**Exercise**
Find the string "this" in the entries and copy each line that has it.

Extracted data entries
|---|

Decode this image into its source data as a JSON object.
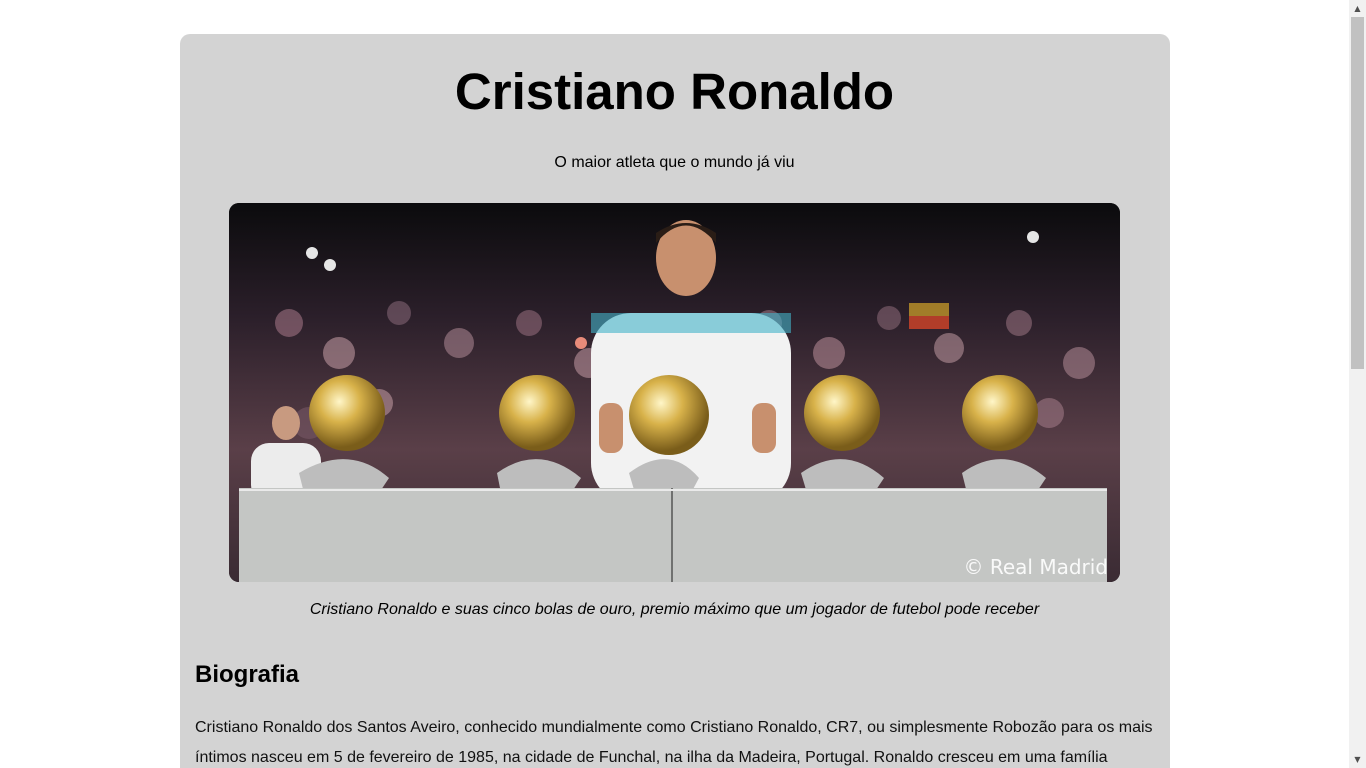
{
  "page": {
    "title": "Cristiano Ronaldo",
    "subtitle": "O maior atleta que o mundo já viu"
  },
  "hero_image": {
    "watermark": "© Real Madrid",
    "caption": "Cristiano Ronaldo e suas cinco bolas de ouro, premio máximo que um jogador de futebol pode receber"
  },
  "biography": {
    "heading": "Biografia",
    "text": "Cristiano Ronaldo dos Santos Aveiro, conhecido mundialmente como Cristiano Ronaldo, CR7, ou simplesmente Robozão para os mais íntimos nasceu em 5 de fevereiro de 1985, na cidade de Funchal, na ilha da Madeira, Portugal. Ronaldo cresceu em uma família"
  },
  "scrollbar": {
    "up_icon": "chevron-up-icon",
    "down_icon": "chevron-down-icon"
  }
}
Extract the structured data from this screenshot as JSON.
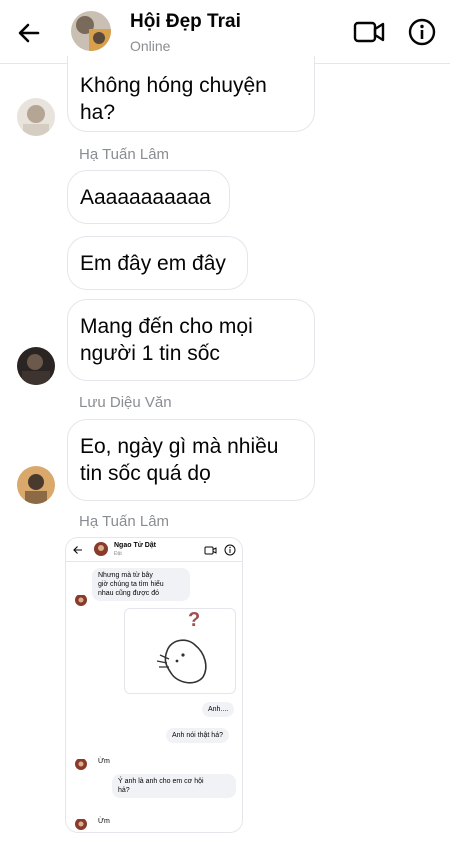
{
  "header": {
    "title": "Hội Đẹp Trai",
    "status": "Online"
  },
  "messages": [
    {
      "text_lines": [
        "Không hóng chuyện",
        "ha?"
      ]
    },
    {
      "sender": "Hạ Tuấn Lâm",
      "text": "Aaaaaaaaaaa"
    },
    {
      "text": "Em đây em đây"
    },
    {
      "text_lines": [
        "Mang đến cho mọi",
        "người 1 tin sốc"
      ]
    },
    {
      "sender": "Lưu Diệu Văn",
      "text_lines": [
        "Eo, ngày gì mà nhiều",
        "tin sốc quá dọ"
      ]
    },
    {
      "sender": "Hạ Tuấn Lâm"
    }
  ],
  "shared_screenshot": {
    "title": "Ngao Tử Dật",
    "status": "Đật",
    "msg1_lines": [
      "Nhưng mà từ bây",
      "giờ chúng ta tìm hiểu",
      "nhau cũng được đó"
    ],
    "sticker_mark": "?",
    "msg_anh": "Anh....",
    "msg_anh_noi": "Anh nói thật há?",
    "msg_um1": "Ừm",
    "msg_y_lines": [
      "Ý anh là anh cho em cơ hội",
      "hả?"
    ],
    "msg_um2": "Ừm"
  },
  "colors": {
    "bubble_border": "#e4e6eb",
    "secondary_text": "#8a8d91",
    "inner_bubble": "#f0f2f5"
  }
}
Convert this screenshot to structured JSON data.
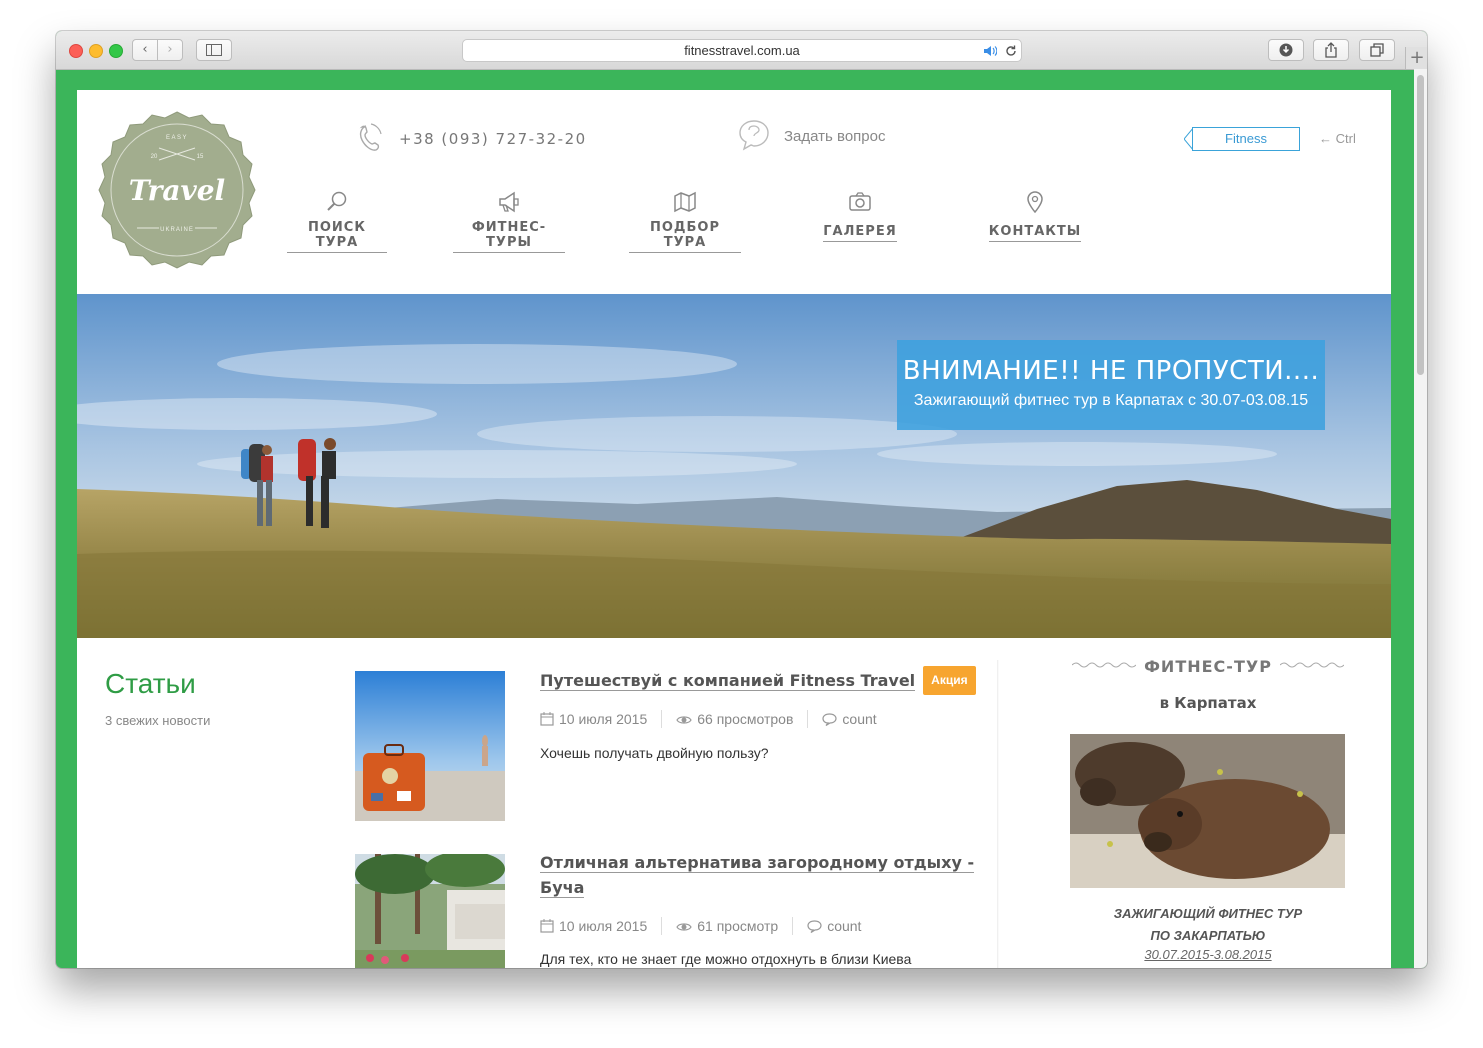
{
  "browser": {
    "url": "fitnesstravel.com.ua",
    "back_label": "‹",
    "forward_label": "›"
  },
  "logo": {
    "text": "Travel",
    "top_text": "EASY",
    "year_left": "20",
    "year_right": "15",
    "bottom_text": "UKRAINE"
  },
  "header": {
    "phone": "+38 (093) 727-32-20",
    "ask": "Задать вопрос",
    "fitness_button": "Fitness",
    "ctrl": "← Ctrl"
  },
  "nav": {
    "items": [
      {
        "label": "ПОИСК ТУРА",
        "icon": "search-icon"
      },
      {
        "label": "ФИТНЕС-ТУРЫ",
        "icon": "megaphone-icon"
      },
      {
        "label": "ПОДБОР ТУРА",
        "icon": "map-icon"
      },
      {
        "label": "ГАЛЕРЕЯ",
        "icon": "camera-icon"
      },
      {
        "label": "КОНТАКТЫ",
        "icon": "location-pin-icon"
      }
    ]
  },
  "hero": {
    "title": "ВНИМАНИЕ!! НЕ ПРОПУСТИ....",
    "subtitle": "Зажигающий фитнес тур в Карпатах с 30.07-03.08.15"
  },
  "articles": {
    "title": "Статьи",
    "subtitle": "3 свежих новости",
    "posts": [
      {
        "title": "Путешествуй с компанией Fitness Travel",
        "badge": "Акция",
        "date": "10 июля 2015",
        "views": "66 просмотров",
        "comments": "count",
        "excerpt": "Хочешь получать двойную пользу?"
      },
      {
        "title_line1": "Отличная альтернатива загородному отдыху -",
        "title_line2": "Буча",
        "date": "10 июля 2015",
        "views": "61 просмотр",
        "comments": "count",
        "excerpt": "Для тех, кто не знает где можно отдохнуть в близи Киева"
      }
    ]
  },
  "sidebar": {
    "title": "ФИТНЕС-ТУР",
    "subtitle": "в Карпатах",
    "caption_line1": "ЗАЖИГАЮЩИЙ ФИТНЕС ТУР",
    "caption_line2": "ПО ЗАКАРПАТЬЮ",
    "date": "30.07.2015-3.08.2015"
  },
  "colors": {
    "page_frame": "#3bb55a",
    "accent_green": "#2f9c45",
    "banner_blue": "#3ea0de",
    "badge_orange": "#f7a52f",
    "fitness_blue": "#3aa3d9"
  }
}
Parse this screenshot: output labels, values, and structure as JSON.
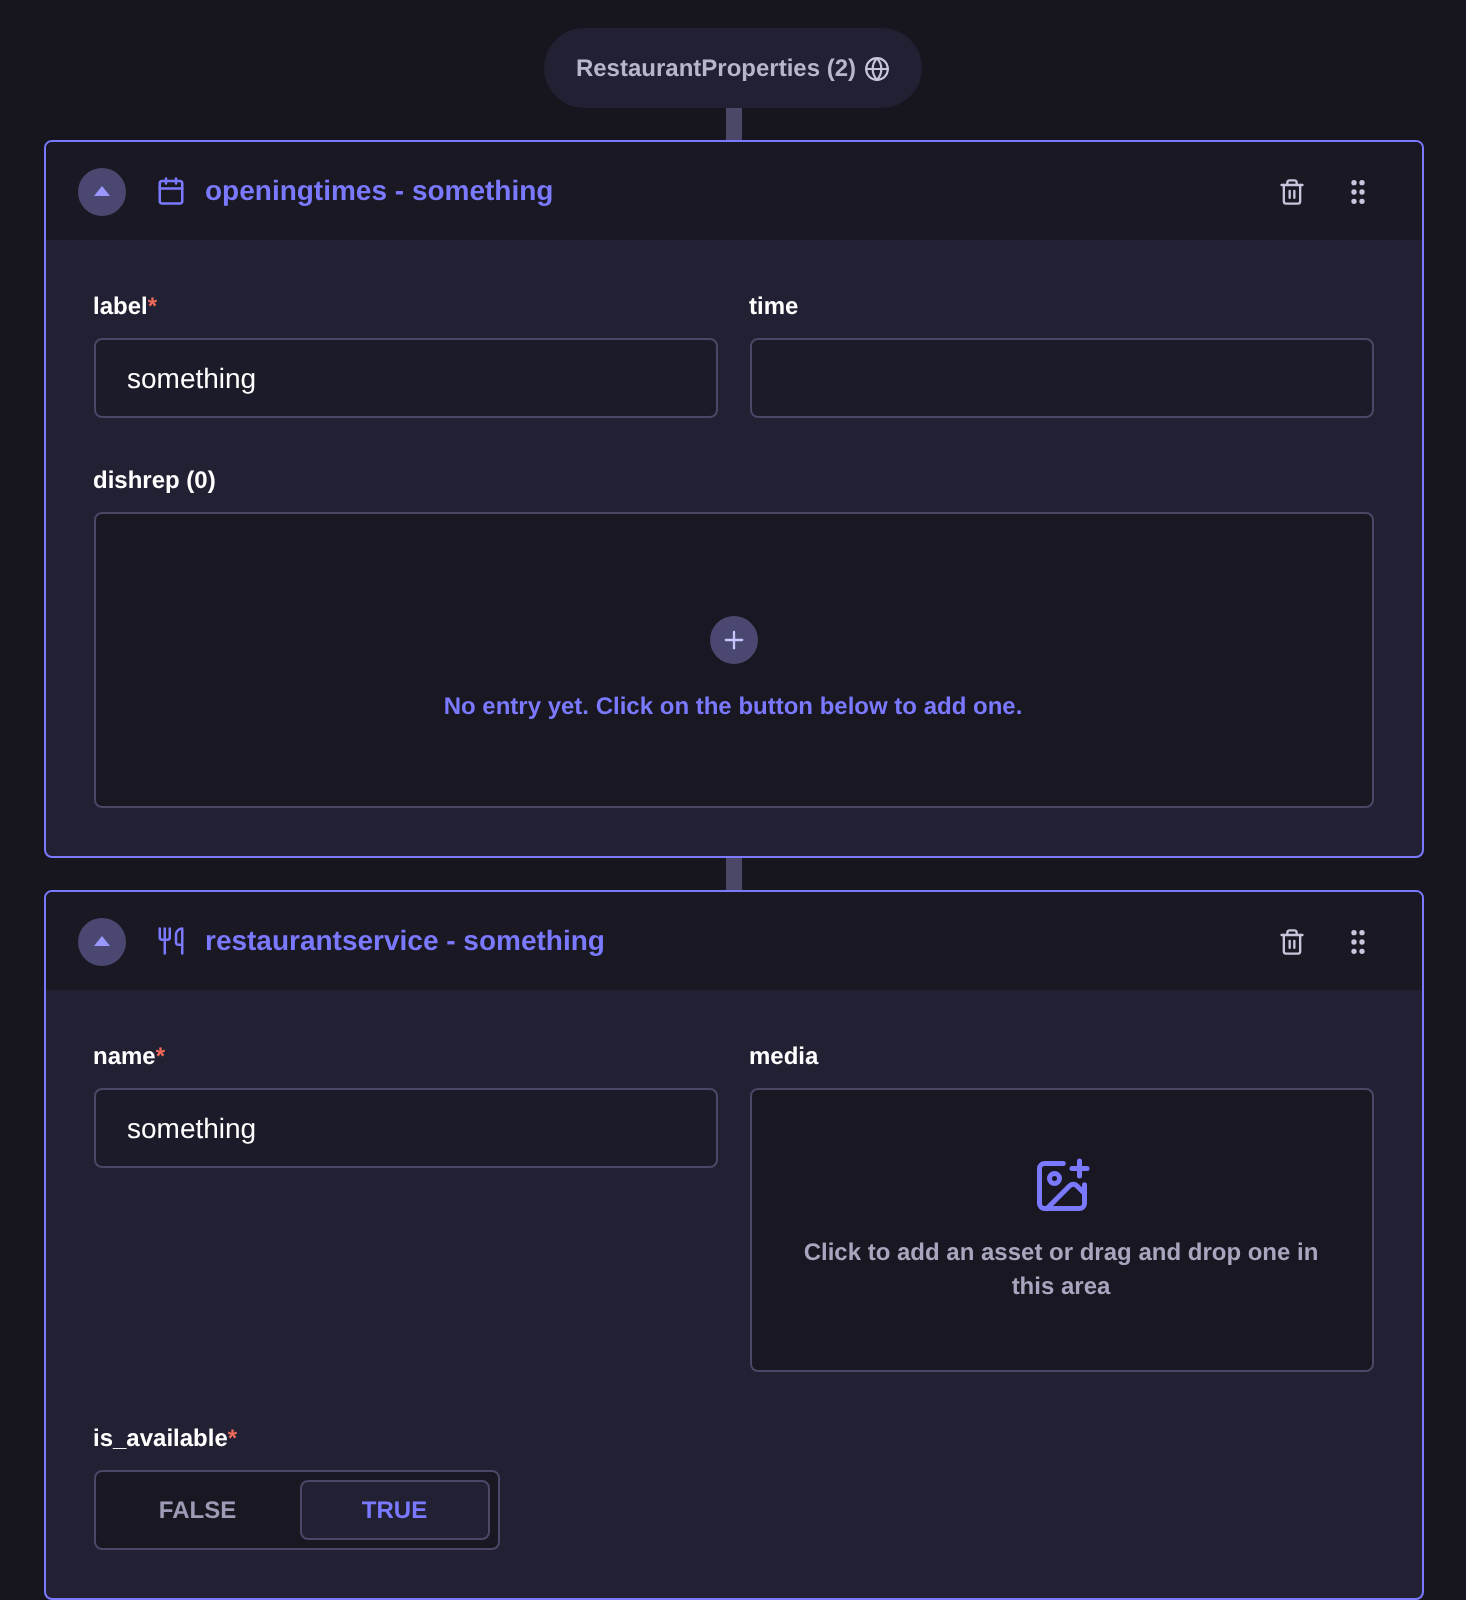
{
  "root_node": {
    "label": "RestaurantProperties (2)"
  },
  "cards": [
    {
      "title": "openingtimes - something",
      "expanded": true,
      "rows": [
        [
          {
            "kind": "text",
            "label": "label",
            "required_mark": "*",
            "value": "something"
          },
          {
            "kind": "text",
            "label": "time"
          }
        ],
        [
          {
            "kind": "list",
            "label": "dishrep (0)",
            "empty_text": "No entry yet. Click on the button below to add one."
          }
        ]
      ]
    },
    {
      "title": "restaurantservice - something",
      "expanded": true,
      "rows": [
        [
          {
            "kind": "text",
            "label": "name",
            "required_mark": "*",
            "value": "something"
          },
          {
            "kind": "media",
            "label": "media",
            "hint": "Click to add an asset or drag and drop one in this area"
          }
        ],
        [
          {
            "kind": "boolean",
            "label": "is_available",
            "required_mark": "*",
            "options": [
              {
                "label": "FALSE",
                "selected": false
              },
              {
                "label": "TRUE",
                "selected": true
              }
            ]
          }
        ]
      ]
    }
  ]
}
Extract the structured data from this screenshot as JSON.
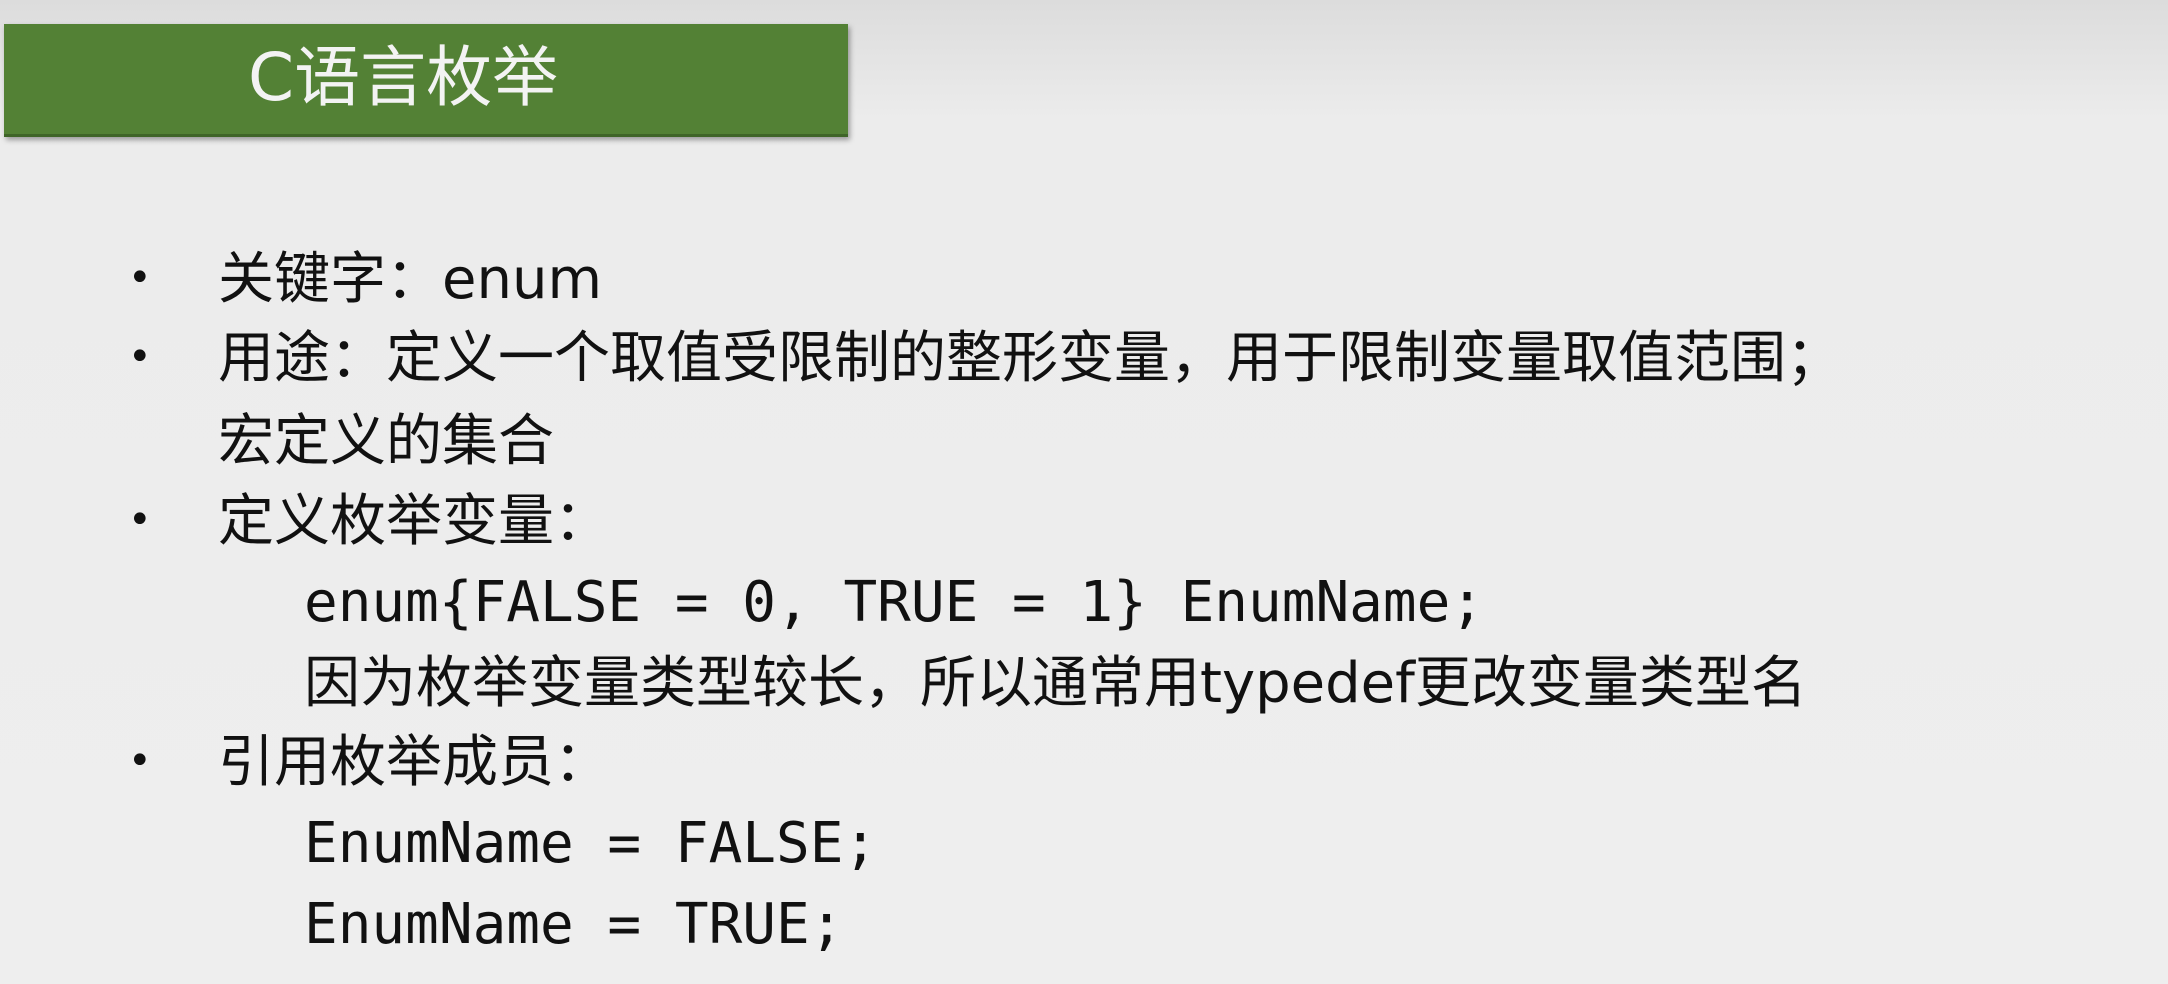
{
  "title": "C语言枚举",
  "items": [
    {
      "bullet": "•",
      "label": "关键字：enum"
    },
    {
      "bullet": "•",
      "label": "用途：定义一个取值受限制的整形变量，用于限制变量取值范围；",
      "continuation": "宏定义的集合"
    },
    {
      "bullet": "•",
      "label": "定义枚举变量：",
      "sub": [
        "enum{FALSE = 0, TRUE = 1} EnumName;",
        "因为枚举变量类型较长，所以通常用typedef更改变量类型名"
      ]
    },
    {
      "bullet": "•",
      "label": "引用枚举成员：",
      "sub": [
        "EnumName = FALSE;",
        "EnumName = TRUE;"
      ]
    }
  ],
  "colors": {
    "title_bar": "#538135",
    "title_text": "#f3f3f3",
    "background": "#eeeeee",
    "body_text": "#111111"
  }
}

|---|

**Solved problem**
Decode this image into its source data as a JSON object.
Extract the structured data from this screenshot as JSON.
Convert this screenshot to structured JSON data.
Parse this screenshot: output labels, values, and structure as JSON.
            "hint": "Click to add an asset or drag and drop one in this area"
Extract the structured data from this screenshot as JSON.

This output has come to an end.